• _Task requirements_
Output each entry that follows exactly. Images stay out.

** START OF Data listing **

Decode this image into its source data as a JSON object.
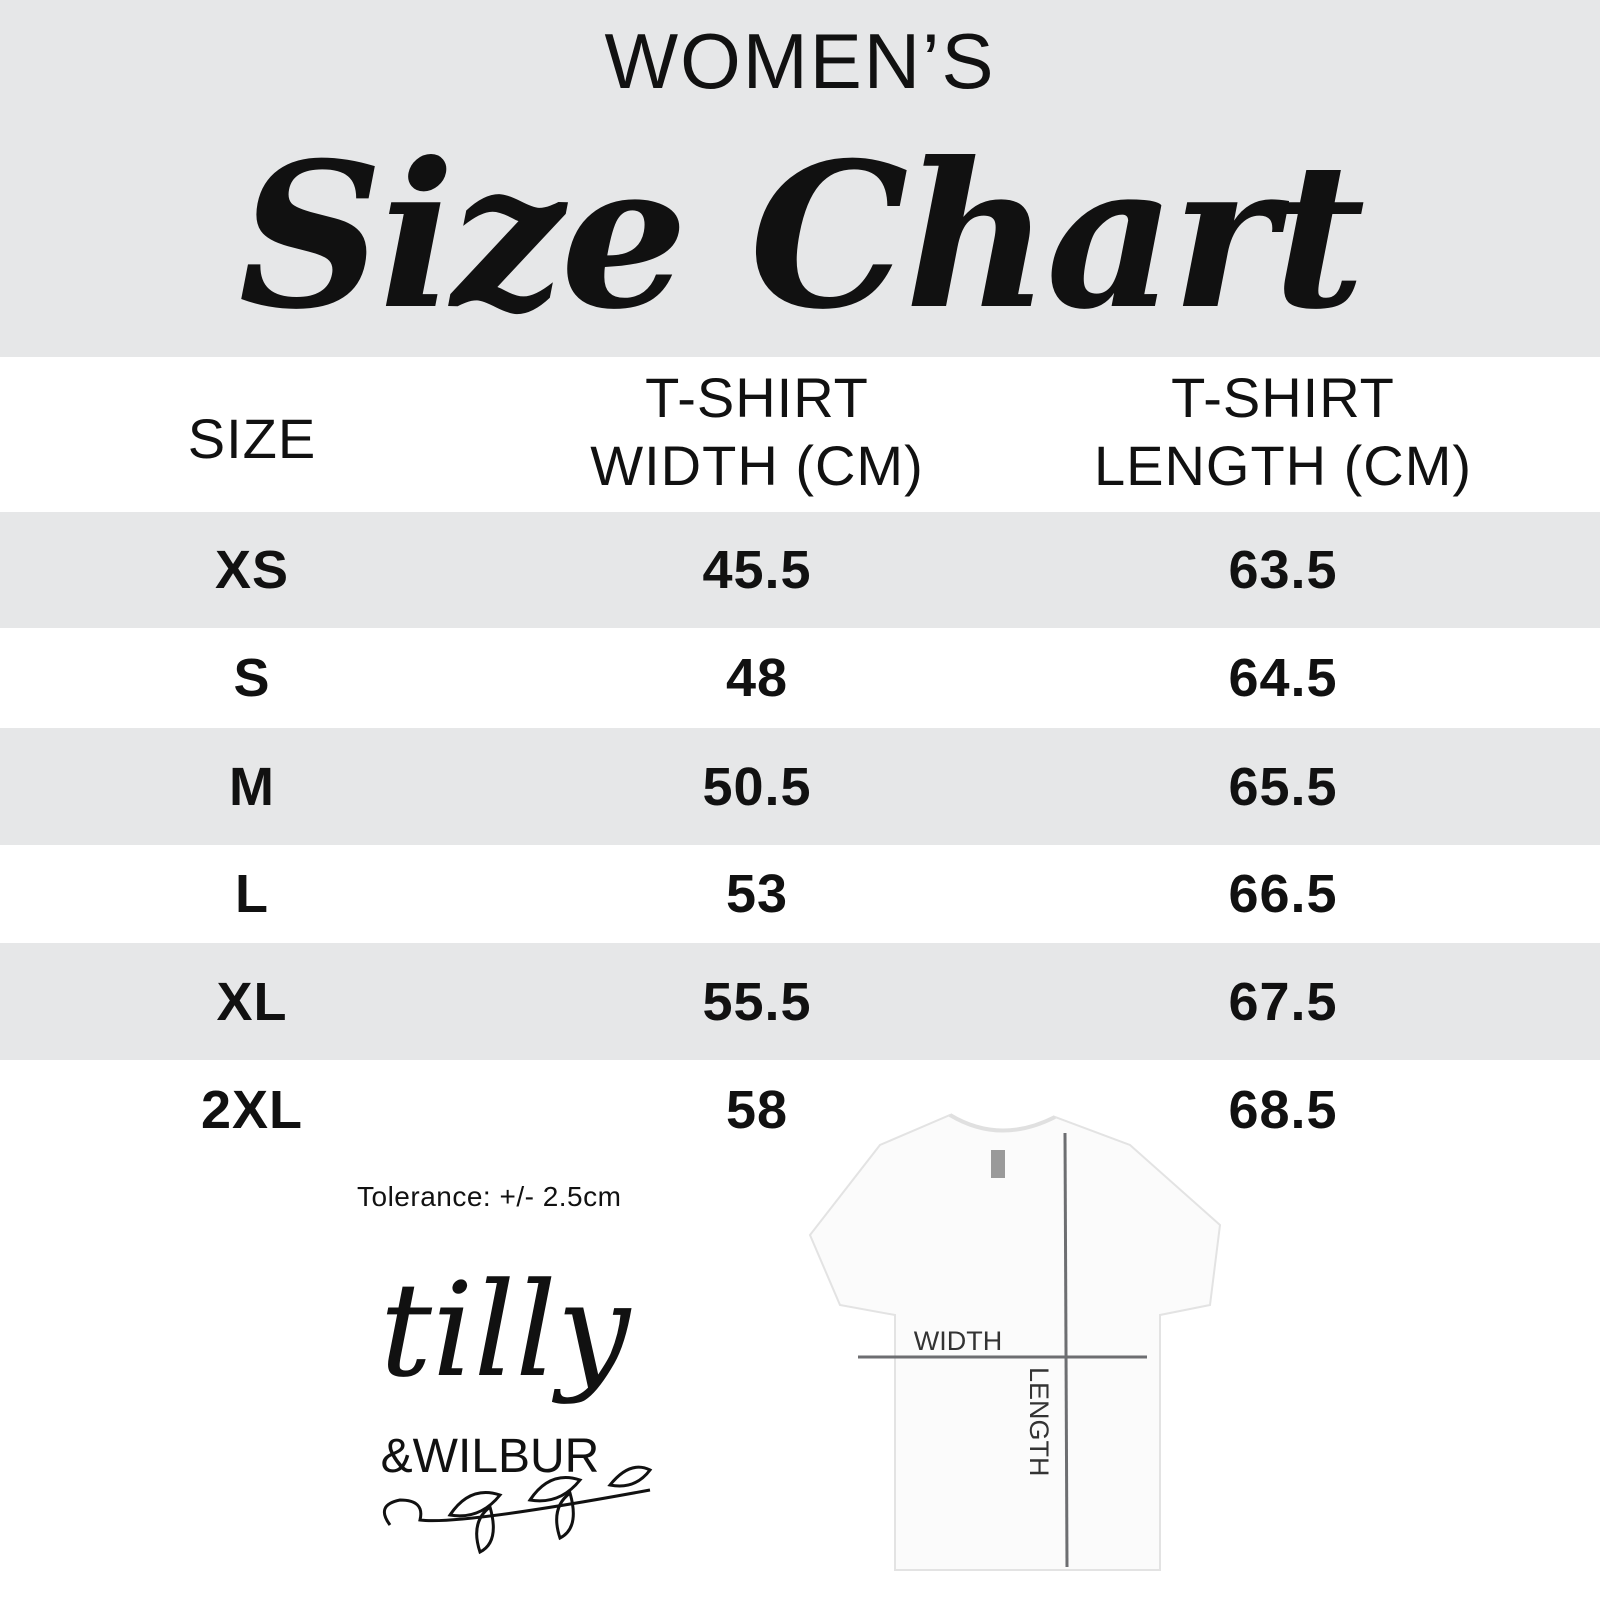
{
  "header": {
    "subtitle": "WOMEN’S",
    "title": "Size Chart"
  },
  "table": {
    "columns": [
      "SIZE",
      "T-SHIRT\nWIDTH (CM)",
      "T-SHIRT\nLENGTH (CM)"
    ],
    "column_lines": [
      [
        "SIZE"
      ],
      [
        "T-SHIRT",
        "WIDTH (CM)"
      ],
      [
        "T-SHIRT",
        "LENGTH (CM)"
      ]
    ],
    "rows": [
      [
        "XS",
        "45.5",
        "63.5"
      ],
      [
        "S",
        "48",
        "64.5"
      ],
      [
        "M",
        "50.5",
        "65.5"
      ],
      [
        "L",
        "53",
        "66.5"
      ],
      [
        "XL",
        "55.5",
        "67.5"
      ],
      [
        "2XL",
        "58",
        "68.5"
      ]
    ]
  },
  "tolerance": "Tolerance: +/- 2.5cm",
  "logo": {
    "line1": "tilly",
    "line2": "&WILBUR"
  },
  "diagram": {
    "width_label": "WIDTH",
    "length_label": "LENGTH"
  },
  "colors": {
    "band": "#e6e7e8",
    "text": "#111111",
    "measure_line": "#6d6e71"
  }
}
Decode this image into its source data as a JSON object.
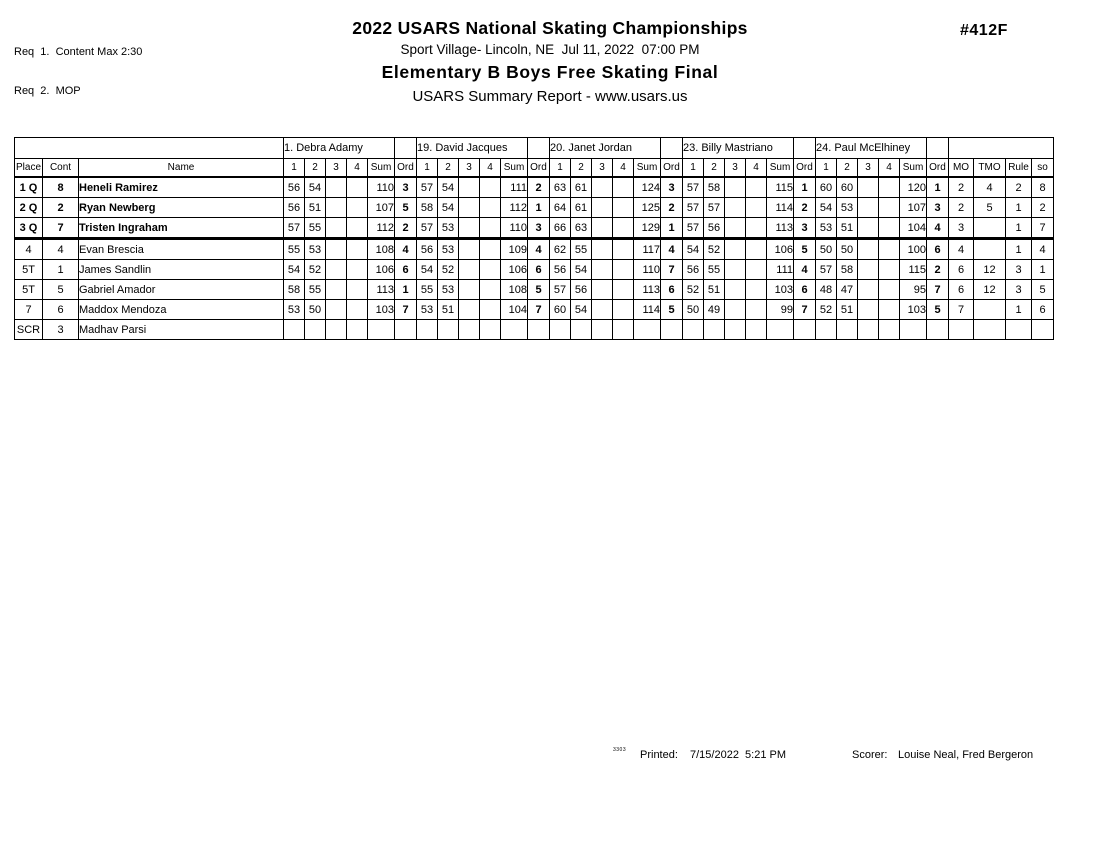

** END OF Data listing **

• _Correct answer_
Decode this image into its source data as a JSON object.
{
  "header": {
    "subtitle": "WOMEN’S",
    "title": "Size Chart"
  },
  "table": {
    "columns": [
      "SIZE",
      "T-SHIRT\nWIDTH (CM)",
      "T-SHIRT\nLENGTH (CM)"
    ],
    "column_lines": [
      [
        "SIZE"
      ],
      [
        "T-SHIRT",
        "WIDTH (CM)"
      ],
      [
        "T-SHIRT",
        "LENGTH (CM)"
      ]
    ],
    "rows": [
      [
        "XS",
        "45.5",
        "63.5"
      ],
      [
        "S",
        "48",
        "64.5"
      ],
      [
        "M",
        "50.5",
        "65.5"
      ],
      [
        "L",
        "53",
        "66.5"
      ],
      [
        "XL",
        "55.5",
        "67.5"
      ],
      [
        "2XL",
        "58",
        "68.5"
      ]
    ]
  },
  "tolerance": "Tolerance: +/- 2.5cm",
  "logo": {
    "line1": "tilly",
    "line2": "&WILBUR"
  },
  "diagram": {
    "width_label": "WIDTH",
    "length_label": "LENGTH"
  },
  "colors": {
    "band": "#e6e7e8",
    "text": "#111111",
    "measure_line": "#6d6e71"
  }
}
Decode this image into its source data as a JSON object.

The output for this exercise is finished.